▸ **Verilen metin**
•••••

İşte o anlardan bir kare fotoğraf. 🙂 Ben, Volkan ve Kaan birlikte pedallarken…
Bir süre sonra kısa bir mola için duruyoruz. O kadar kısa ki sularımızı doldurup tekrar devam ediyoruz.
İbradı’ya 36 km yolumuz kalmış, burada yine makineyi Volkan’a veriyorum. Farkındaysanız pek fotoğrafım yoktur. Arada birkaç tane ancak çekiliyorum ve onu da sizlerle paylaşıyorum, hatıra diyerekten… 🙂
Düz yolda pedallamaya devam, devam ama sıkılmaya başladık. 🙂 Artık tırmanış gelse diye gözlerim aramaya başladı.
Gözlerimin hasreti pek uzun sürmedi ve tırmanış boylu boyunca karşımızda göründü. Tırmanışa başlamadan önce yine konsantreden meyve suyu yapıyoruz. Birkaç bardak içtikten sonra tırmanış için kendimizi ve psikolojimizi hazırlıyoruz. Artık hazırız… 🙂
Muhteşem bir manzara ile pedallar dönüyor. Birkaç km sonra şarıl şarıl akan çeşmenin başında toplanıyoruz. Havanın sıcaklığı ile çok terledik serinlemek iyi geliyor. Ardından tekrar yolumuza devam ediyoruz. Zirvede buluşmak üzere kendi hızımda çıkıyorum.

•••••

▸ **Görev kayıtları**
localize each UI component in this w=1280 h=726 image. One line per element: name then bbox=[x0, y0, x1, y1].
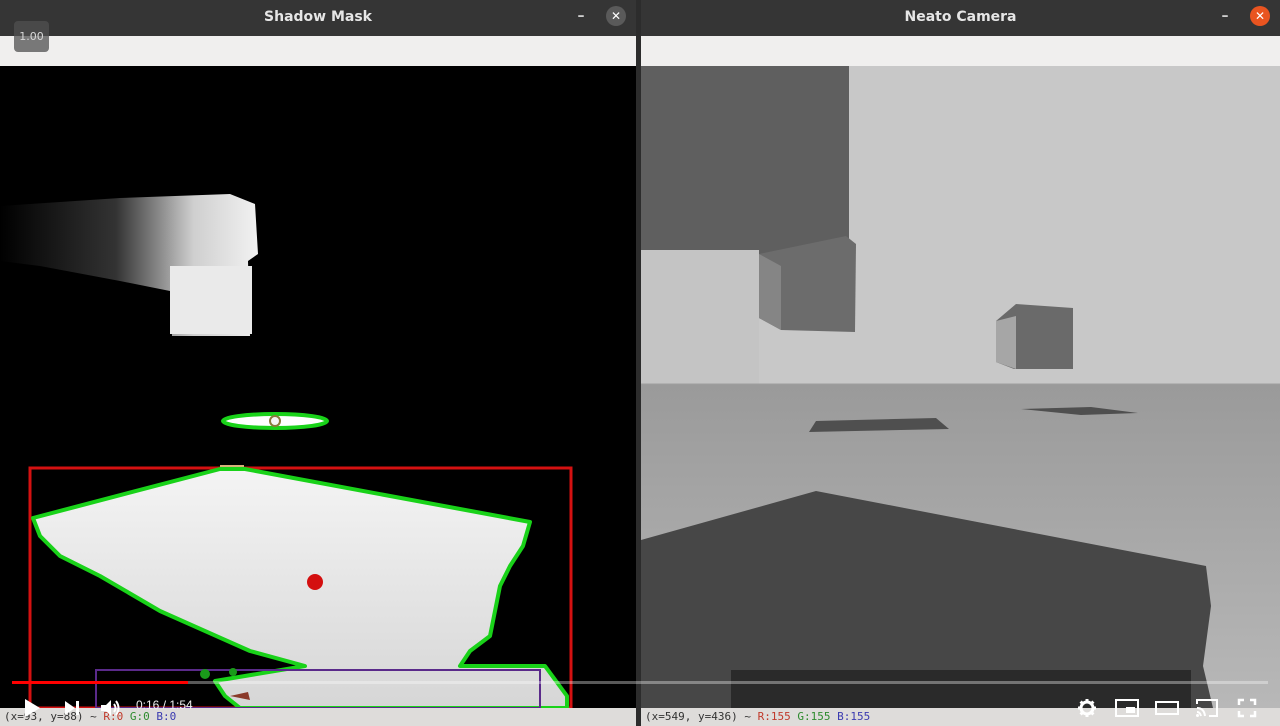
close-button[interactable]: ✕ bbox=[1250, 6, 1270, 26]
theater-button[interactable] bbox=[1152, 694, 1182, 722]
progress-bar[interactable] bbox=[12, 681, 1268, 684]
volume-icon bbox=[101, 700, 120, 716]
small-centroid bbox=[269, 415, 281, 427]
next-icon bbox=[65, 701, 79, 715]
miniplayer-button[interactable] bbox=[1112, 694, 1142, 722]
shadow-mask-image bbox=[0, 66, 636, 708]
minimize-button[interactable]: – bbox=[571, 6, 591, 26]
cast-icon bbox=[1196, 699, 1218, 717]
toolbar bbox=[0, 36, 636, 67]
fullscreen-button[interactable] bbox=[1233, 694, 1261, 722]
titlebar: Neato Camera – ✕ bbox=[641, 0, 1280, 36]
player-controls: 0:16 / 1:54 bbox=[0, 690, 1280, 726]
speed-badge: 1.00 bbox=[14, 21, 49, 52]
progress-played bbox=[12, 681, 188, 684]
window-title: Shadow Mask bbox=[264, 9, 372, 25]
camera-image bbox=[641, 66, 1280, 708]
toolbar bbox=[641, 36, 1280, 67]
next-button[interactable] bbox=[58, 694, 86, 722]
miniplayer-icon bbox=[1115, 699, 1139, 717]
minimize-button[interactable]: – bbox=[1215, 6, 1235, 26]
close-button[interactable]: ✕ bbox=[606, 6, 626, 26]
titlebar: Shadow Mask – ✕ bbox=[0, 0, 636, 36]
window-title: Neato Camera bbox=[904, 9, 1017, 25]
play-button[interactable] bbox=[18, 694, 46, 722]
volume-button[interactable] bbox=[97, 694, 125, 722]
shadow-blob-bottom bbox=[170, 266, 252, 334]
wall-shadow-block bbox=[641, 66, 849, 250]
centroid bbox=[307, 574, 323, 590]
neato-camera-window: Neato Camera – ✕ (x=549, y=436) ~ R:155 … bbox=[641, 0, 1280, 726]
theater-icon bbox=[1155, 701, 1179, 715]
time-display: 0:16 / 1:54 bbox=[136, 698, 193, 712]
settings-icon bbox=[1078, 699, 1096, 717]
settings-button[interactable] bbox=[1074, 694, 1100, 722]
play-icon bbox=[25, 699, 40, 717]
sub-centroid bbox=[200, 669, 210, 679]
cast-button[interactable] bbox=[1192, 694, 1222, 722]
fullscreen-icon bbox=[1237, 698, 1257, 718]
sub-centroid-2 bbox=[229, 668, 237, 676]
shadow-mask-window: Shadow Mask – ✕ (x=93, y=88) ~ R:0 G:0 B… bbox=[0, 0, 636, 726]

•••••

▸ **Görev listesi**
A. Kayıtlarda "icon" dizesini içeren bütün satırları ayıklayıp aynen yazar mısın?
B. İbradı yolundaki bisiklet gezisini anlatan metni, son cümlesinden sonrasını yazarak sürdürür müsün?

▸ **Görevlerin yanıtları**
A.
volume-icon bbox=[101, 700, 120, 716]
next-icon bbox=[65, 701, 79, 715]
cast-icon bbox=[1196, 699, 1218, 717]
miniplayer-icon bbox=[1115, 699, 1139, 717]
theater-icon bbox=[1155, 701, 1179, 715]
settings-icon bbox=[1078, 699, 1096, 717]
play-icon bbox=[25, 699, 40, 717]
fullscreen-icon bbox=[1237, 698, 1257, 718]

B.
Geldiğimiz yöne bakınca çok güzel bir manzara ile karşılaşıyorum.
Diğer yandan ise dağların manzarası büyüleyici. Ardı ardına sıralanmış muhteşem bir manzara…
Saat 16:40’da zirveye varıyorum ve arkadaşlarımı bekliyorum. Neyse ki çok beklemeden onlar da geliyorlar geçit zirvesine. Buradan sonra İbradı’ya kadar ineriz diye düşünüyorum. Ama biraz indikten sonra pek düşündüğüm gibi çıkmıyor. 🙂
Kasklarımızı takıp daha fazla oyalanmadan inişe geçiyoruz.
Biraz indikten sonra yol tekrar düzleşti, yada dalgalandı diyebilirim. İbradı’ya artık 10 km yolumuz kaldı. Buradan sonra hepsi tırmanış olsada çok önemsemiyoruz. Ki güzel bir iniş bizi bekliyor. 🙂
Sakin yollarda emin pedallarla İbradı’ya yaklaşıyoruz.
Karşıda gördüğüm sivri dağa giderek yaklaşıyoruz ve bir süre sonra da ardımızda bırakıyoruz.
Buraya kadar yine gelirken zorlandık ve artık inişin başladığı noktadayız. Arkadaşlarımı bekliyorum ve hep birlikte inişe geçiyoruz. Bir sonraki buluşma noktamız İbradı girişi olacak. 🙂
Saat 17:23 ve Antalya’nın İbradı ilçesine ulaşmış bulunuyoruz. Arkadaşlarım gelmeden ben fotoğraf çekiyorum. Onlar geldikten sonra merkeze doğru devam ediyoruz.
İbradı’dan birkaç kare fotoğraf çekerek devam ediyoruz. Bugün burada kalmayı düşünüyoruz o nedenle kamp için uygun bir yer bulmalıyız.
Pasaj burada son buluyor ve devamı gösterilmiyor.